- EXTRACTED MATERIAL -
^^^^^^^^

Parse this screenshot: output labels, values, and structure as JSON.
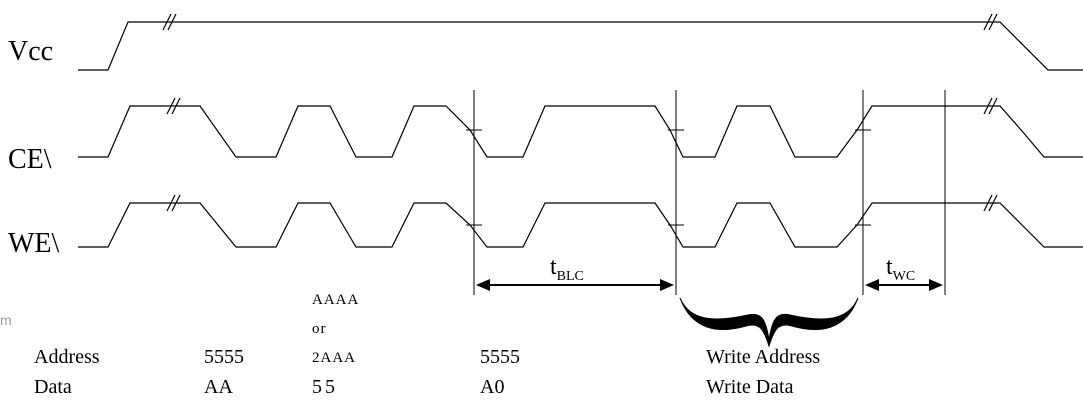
{
  "signals": {
    "vcc": "Vcc",
    "ce": "CE\\",
    "we": "WE\\"
  },
  "timing": {
    "t_blc": {
      "main": "t",
      "sub": "BLC"
    },
    "t_wc": {
      "main": "t",
      "sub": "WC"
    }
  },
  "stray_text": "m",
  "table": {
    "row_labels": {
      "address": "Address",
      "data": "Data"
    },
    "col1": {
      "address": "5555",
      "data": "AA"
    },
    "col2": {
      "address_line1": "AAAA",
      "address_line2": "or",
      "address_line3": "2AAA",
      "data": "55"
    },
    "col3": {
      "address": "5555",
      "data": "A0"
    },
    "col4": {
      "address": "Write Address",
      "data": "Write Data"
    }
  }
}
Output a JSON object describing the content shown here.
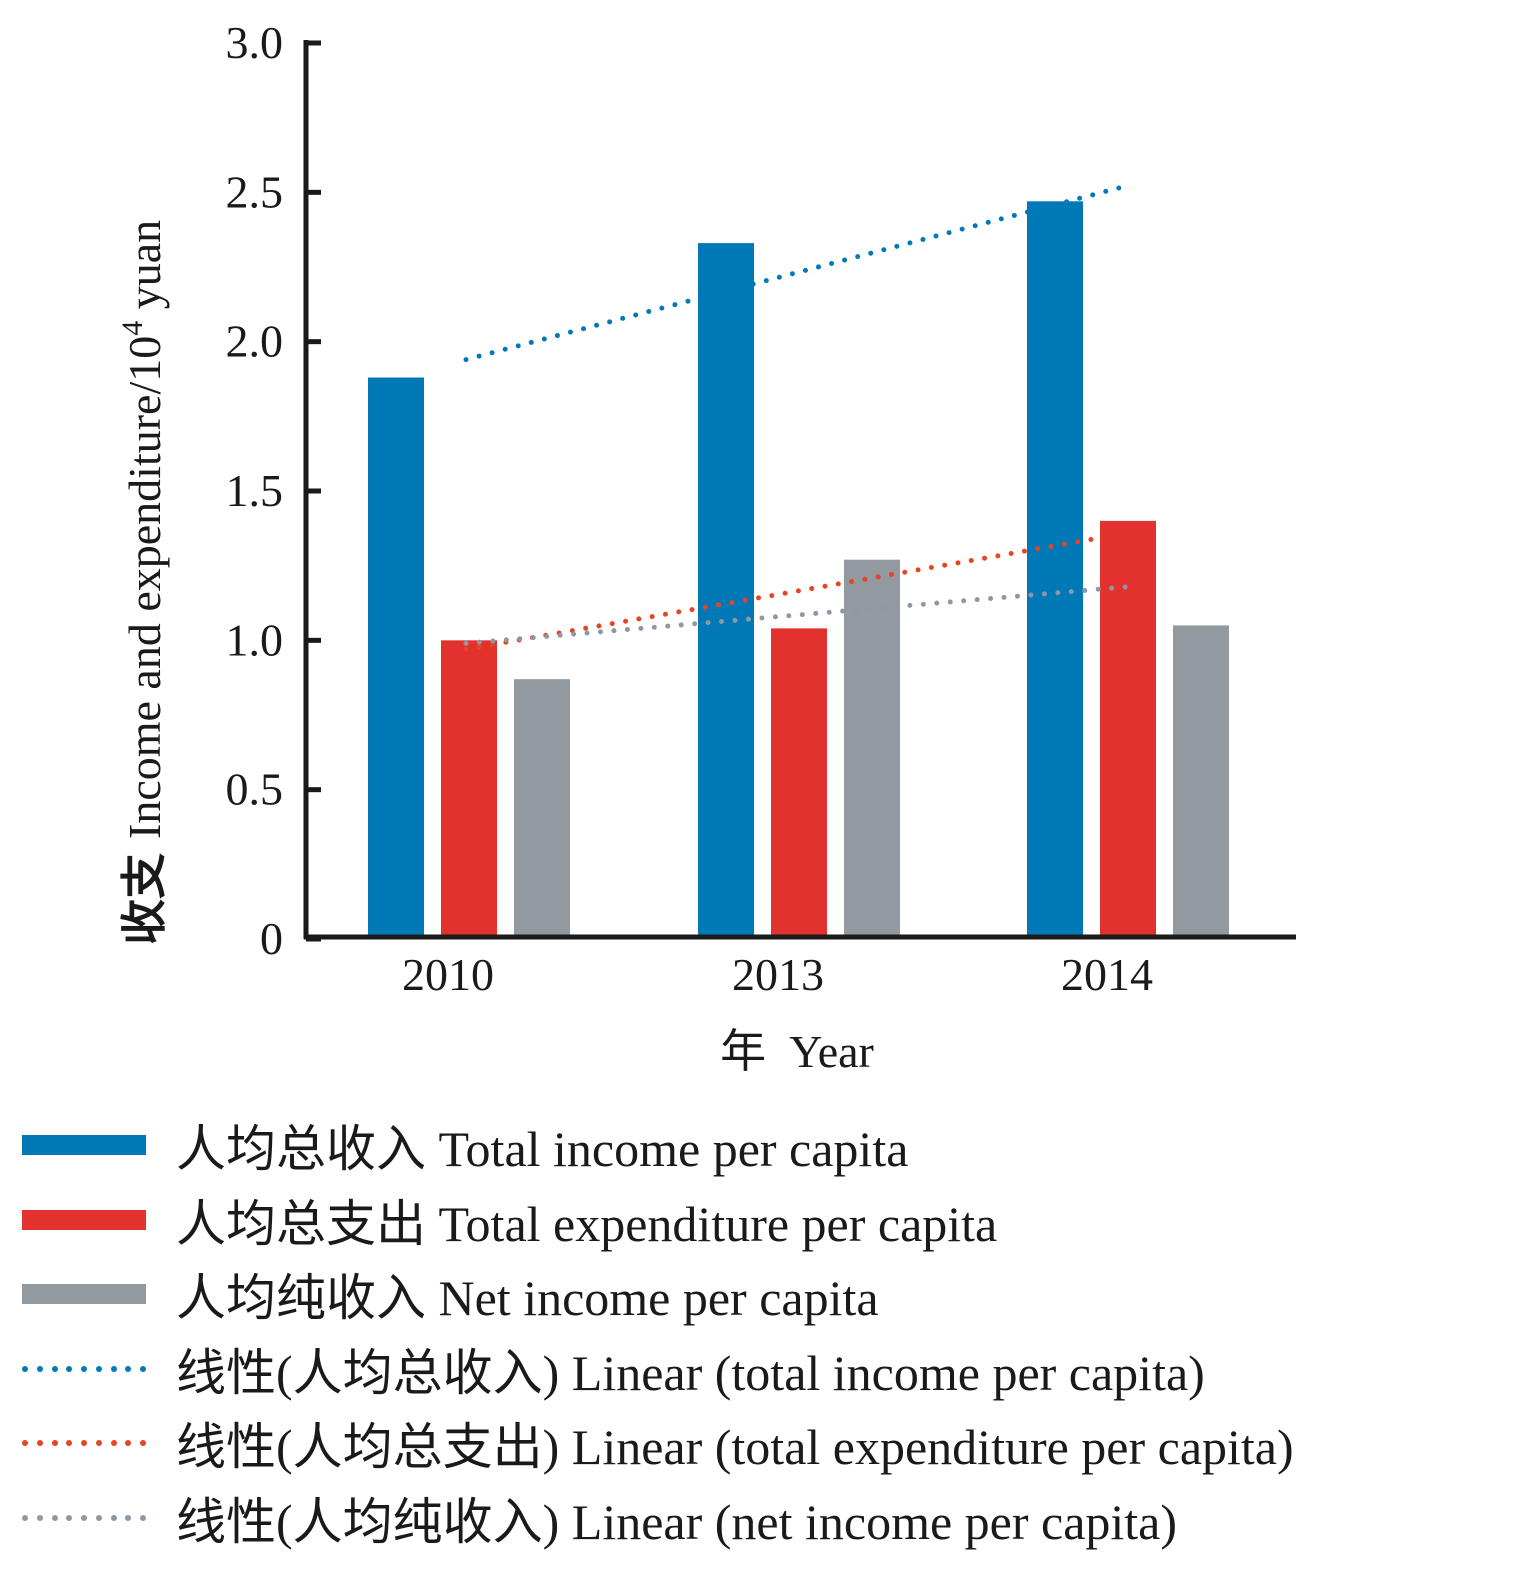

^^^^^^^^

Each record above should be copied character for character, with pictures dropped.

Parse this screenshot: output labels, values, and structure as JSON.
{
  "signals": {
    "vcc": "Vcc",
    "ce": "CE\\",
    "we": "WE\\"
  },
  "timing": {
    "t_blc": {
      "main": "t",
      "sub": "BLC"
    },
    "t_wc": {
      "main": "t",
      "sub": "WC"
    }
  },
  "stray_text": "m",
  "table": {
    "row_labels": {
      "address": "Address",
      "data": "Data"
    },
    "col1": {
      "address": "5555",
      "data": "AA"
    },
    "col2": {
      "address_line1": "AAAA",
      "address_line2": "or",
      "address_line3": "2AAA",
      "data": "55"
    },
    "col3": {
      "address": "5555",
      "data": "A0"
    },
    "col4": {
      "address": "Write Address",
      "data": "Write Data"
    }
  }
}
Output a JSON object describing the content shown here.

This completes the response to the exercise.